## WHAT IS ASKED
Copy out every row below verbatim, leaving out the pictures.

## INFORMATION SUPPLIED
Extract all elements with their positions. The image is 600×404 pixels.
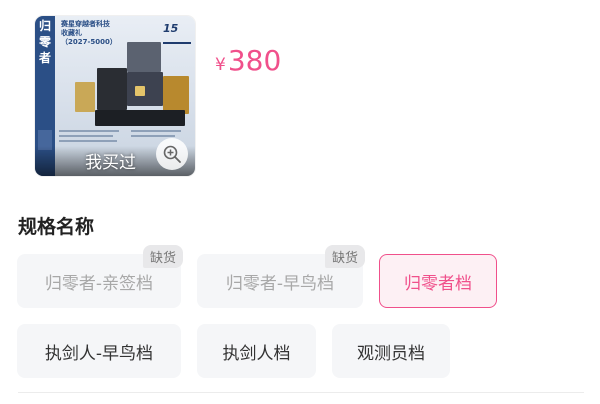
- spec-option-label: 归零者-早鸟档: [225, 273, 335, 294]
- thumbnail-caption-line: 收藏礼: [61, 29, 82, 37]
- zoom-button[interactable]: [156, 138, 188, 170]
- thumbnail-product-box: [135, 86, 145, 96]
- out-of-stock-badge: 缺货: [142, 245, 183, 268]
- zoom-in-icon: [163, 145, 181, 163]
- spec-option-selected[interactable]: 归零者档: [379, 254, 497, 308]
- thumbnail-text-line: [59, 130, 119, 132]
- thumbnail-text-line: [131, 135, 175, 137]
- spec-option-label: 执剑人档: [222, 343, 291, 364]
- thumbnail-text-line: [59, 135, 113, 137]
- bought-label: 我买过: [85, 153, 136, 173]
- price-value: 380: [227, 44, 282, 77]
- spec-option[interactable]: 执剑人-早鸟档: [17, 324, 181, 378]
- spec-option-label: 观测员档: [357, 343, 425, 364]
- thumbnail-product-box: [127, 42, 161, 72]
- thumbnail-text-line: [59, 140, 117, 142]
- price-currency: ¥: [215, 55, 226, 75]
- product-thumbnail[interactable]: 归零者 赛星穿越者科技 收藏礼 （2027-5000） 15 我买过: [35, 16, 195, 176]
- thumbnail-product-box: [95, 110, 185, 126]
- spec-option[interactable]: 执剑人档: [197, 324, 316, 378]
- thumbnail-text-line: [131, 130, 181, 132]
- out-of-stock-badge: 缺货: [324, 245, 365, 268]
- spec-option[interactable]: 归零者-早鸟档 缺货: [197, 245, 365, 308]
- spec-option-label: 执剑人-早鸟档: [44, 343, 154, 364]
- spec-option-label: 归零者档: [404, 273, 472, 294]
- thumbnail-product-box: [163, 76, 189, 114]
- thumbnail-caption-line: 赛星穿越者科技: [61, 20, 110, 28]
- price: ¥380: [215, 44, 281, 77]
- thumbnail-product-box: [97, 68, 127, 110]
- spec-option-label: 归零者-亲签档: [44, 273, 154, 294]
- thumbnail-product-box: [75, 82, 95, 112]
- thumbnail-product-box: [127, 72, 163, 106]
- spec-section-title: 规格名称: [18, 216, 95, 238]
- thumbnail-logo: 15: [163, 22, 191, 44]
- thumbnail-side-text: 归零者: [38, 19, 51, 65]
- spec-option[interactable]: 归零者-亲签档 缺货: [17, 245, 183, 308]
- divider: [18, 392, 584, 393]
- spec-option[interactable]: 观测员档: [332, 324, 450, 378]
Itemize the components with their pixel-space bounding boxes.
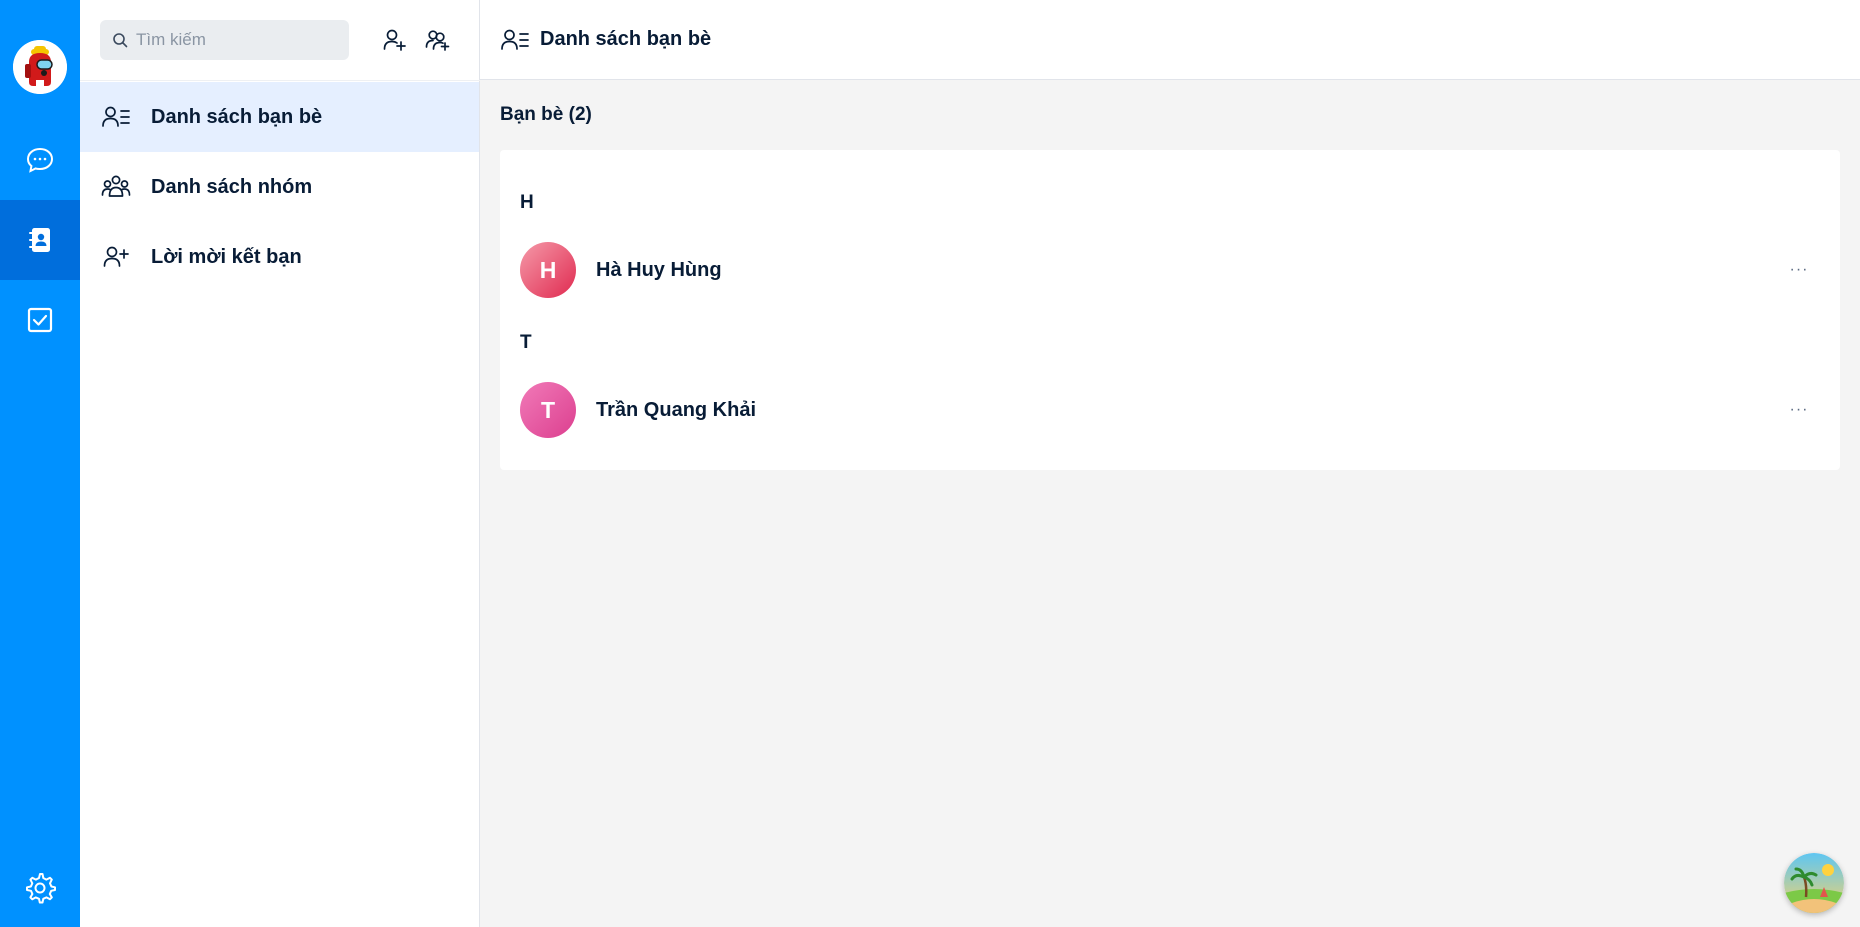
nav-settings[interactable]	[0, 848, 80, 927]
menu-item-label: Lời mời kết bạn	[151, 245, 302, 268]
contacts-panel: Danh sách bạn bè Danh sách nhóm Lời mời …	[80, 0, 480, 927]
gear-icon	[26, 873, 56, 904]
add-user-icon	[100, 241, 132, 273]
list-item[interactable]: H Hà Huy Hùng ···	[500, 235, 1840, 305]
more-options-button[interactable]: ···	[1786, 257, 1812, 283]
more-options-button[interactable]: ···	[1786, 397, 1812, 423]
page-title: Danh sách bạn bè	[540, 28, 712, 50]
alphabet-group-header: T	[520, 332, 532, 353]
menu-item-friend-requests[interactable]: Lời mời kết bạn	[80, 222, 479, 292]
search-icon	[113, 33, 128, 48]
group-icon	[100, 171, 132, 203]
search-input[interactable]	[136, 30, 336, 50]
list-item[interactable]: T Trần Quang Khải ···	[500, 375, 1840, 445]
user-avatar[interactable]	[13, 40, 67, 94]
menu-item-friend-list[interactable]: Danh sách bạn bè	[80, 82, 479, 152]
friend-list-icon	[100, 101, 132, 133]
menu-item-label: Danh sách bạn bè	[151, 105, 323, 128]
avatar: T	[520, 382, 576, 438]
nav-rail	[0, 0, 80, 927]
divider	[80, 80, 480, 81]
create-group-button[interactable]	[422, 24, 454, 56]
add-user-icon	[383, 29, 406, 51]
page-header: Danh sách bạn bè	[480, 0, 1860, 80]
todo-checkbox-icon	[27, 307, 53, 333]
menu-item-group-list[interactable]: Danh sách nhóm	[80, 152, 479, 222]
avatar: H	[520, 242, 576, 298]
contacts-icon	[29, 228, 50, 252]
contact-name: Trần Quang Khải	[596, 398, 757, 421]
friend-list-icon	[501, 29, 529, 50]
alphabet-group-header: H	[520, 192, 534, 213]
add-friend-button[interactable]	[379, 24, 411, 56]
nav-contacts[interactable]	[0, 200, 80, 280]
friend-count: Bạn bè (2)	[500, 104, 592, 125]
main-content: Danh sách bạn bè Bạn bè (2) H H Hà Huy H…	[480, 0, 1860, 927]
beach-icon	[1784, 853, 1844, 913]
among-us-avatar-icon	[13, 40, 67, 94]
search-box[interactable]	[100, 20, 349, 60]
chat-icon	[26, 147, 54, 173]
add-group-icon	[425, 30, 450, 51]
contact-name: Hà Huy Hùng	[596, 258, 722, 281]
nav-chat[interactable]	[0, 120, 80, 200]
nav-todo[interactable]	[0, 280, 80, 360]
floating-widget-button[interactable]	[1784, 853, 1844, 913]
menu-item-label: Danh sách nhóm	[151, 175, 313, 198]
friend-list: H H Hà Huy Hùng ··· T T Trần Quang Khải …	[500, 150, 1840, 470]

## SOLUTION
Extract all elements with their positions. The image is 600×404 pixels.
- spec-option-label: 归零者-早鸟档: [225, 273, 335, 294]
- thumbnail-caption-line: 收藏礼: [61, 29, 82, 37]
- zoom-button[interactable]: [156, 138, 188, 170]
- thumbnail-product-box: [135, 86, 145, 96]
- out-of-stock-badge: 缺货: [142, 245, 183, 268]
- zoom-in-icon: [163, 145, 181, 163]
- spec-option-selected[interactable]: 归零者档: [379, 254, 497, 308]
- thumbnail-text-line: [59, 130, 119, 132]
- thumbnail-text-line: [131, 135, 175, 137]
- spec-option-label: 执剑人档: [222, 343, 291, 364]
- thumbnail-text-line: [59, 135, 113, 137]
- bought-label: 我买过: [85, 153, 136, 173]
- price-value: 380: [227, 44, 282, 77]
- spec-option[interactable]: 执剑人-早鸟档: [17, 324, 181, 378]
- spec-option-label: 观测员档: [357, 343, 425, 364]
- thumbnail-product-box: [127, 42, 161, 72]
- thumbnail-text-line: [59, 140, 117, 142]
- price-currency: ¥: [215, 55, 226, 75]
- product-thumbnail[interactable]: 归零者 赛星穿越者科技 收藏礼 （2027-5000） 15 我买过: [35, 16, 195, 176]
- thumbnail-product-box: [95, 110, 185, 126]
- spec-option[interactable]: 执剑人档: [197, 324, 316, 378]
- thumbnail-text-line: [131, 130, 181, 132]
- out-of-stock-badge: 缺货: [324, 245, 365, 268]
- spec-option[interactable]: 归零者-早鸟档 缺货: [197, 245, 365, 308]
- spec-option-label: 执剑人-早鸟档: [44, 343, 154, 364]
- spec-option-label: 归零者档: [404, 273, 472, 294]
- thumbnail-product-box: [163, 76, 189, 114]
- thumbnail-caption-line: 赛星穿越者科技: [61, 20, 110, 28]
- price: ¥380: [215, 44, 281, 77]
- thumbnail-product-box: [97, 68, 127, 110]
- spec-option-label: 归零者-亲签档: [44, 273, 154, 294]
- thumbnail-product-box: [75, 82, 95, 112]
- thumbnail-product-box: [127, 72, 163, 106]
- spec-section-title: 规格名称: [18, 216, 95, 238]
- thumbnail-logo: 15: [163, 22, 191, 44]
- thumbnail-side-text: 归零者: [38, 19, 51, 65]
- spec-option[interactable]: 归零者-亲签档 缺货: [17, 245, 183, 308]
- divider: [18, 392, 584, 393]
- spec-option[interactable]: 观测员档: [332, 324, 450, 378]
Itemize the components with their pixel-space bounding boxes.
nav-settings[interactable]	[0, 848, 80, 927]
menu-item-label: Lời mời kết bạn	[151, 245, 302, 268]
contacts-panel: Danh sách bạn bè Danh sách nhóm Lời mời …	[80, 0, 480, 927]
gear-icon	[26, 873, 56, 904]
add-user-icon	[100, 241, 132, 273]
list-item[interactable]: H Hà Huy Hùng ···	[500, 235, 1840, 305]
more-options-button[interactable]: ···	[1786, 257, 1812, 283]
more-options-button[interactable]: ···	[1786, 397, 1812, 423]
page-title: Danh sách bạn bè	[540, 28, 712, 50]
alphabet-group-header: T	[520, 332, 532, 353]
menu-item-friend-requests[interactable]: Lời mời kết bạn	[80, 222, 479, 292]
search-icon	[113, 33, 128, 48]
group-icon	[100, 171, 132, 203]
search-input[interactable]	[136, 30, 336, 50]
list-item[interactable]: T Trần Quang Khải ···	[500, 375, 1840, 445]
user-avatar[interactable]	[13, 40, 67, 94]
menu-item-friend-list[interactable]: Danh sách bạn bè	[80, 82, 479, 152]
friend-list-icon	[100, 101, 132, 133]
menu-item-label: Danh sách bạn bè	[151, 105, 323, 128]
avatar: T	[520, 382, 576, 438]
nav-rail	[0, 0, 80, 927]
divider	[80, 80, 480, 81]
create-group-button[interactable]	[422, 24, 454, 56]
add-user-icon	[383, 29, 406, 51]
page-header: Danh sách bạn bè	[480, 0, 1860, 80]
todo-checkbox-icon	[27, 307, 53, 333]
menu-item-group-list[interactable]: Danh sách nhóm	[80, 152, 479, 222]
avatar: H	[520, 242, 576, 298]
contacts-icon	[29, 228, 50, 252]
contact-name: Trần Quang Khải	[596, 398, 757, 421]
friend-list-icon	[501, 29, 529, 50]
alphabet-group-header: H	[520, 192, 534, 213]
add-friend-button[interactable]	[379, 24, 411, 56]
nav-contacts[interactable]	[0, 200, 80, 280]
friend-count: Bạn bè (2)	[500, 104, 592, 125]
main-content: Danh sách bạn bè Bạn bè (2) H H Hà Huy H…	[480, 0, 1860, 927]
beach-icon	[1784, 853, 1844, 913]
among-us-avatar-icon	[13, 40, 67, 94]
search-box[interactable]	[100, 20, 349, 60]
chat-icon	[26, 147, 54, 173]
add-group-icon	[425, 30, 450, 51]
contact-name: Hà Huy Hùng	[596, 258, 722, 281]
nav-chat[interactable]	[0, 120, 80, 200]
nav-todo[interactable]	[0, 280, 80, 360]
floating-widget-button[interactable]	[1784, 853, 1844, 913]
menu-item-label: Danh sách nhóm	[151, 175, 313, 198]
friend-list: H H Hà Huy Hùng ··· T T Trần Quang Khải …	[500, 150, 1840, 470]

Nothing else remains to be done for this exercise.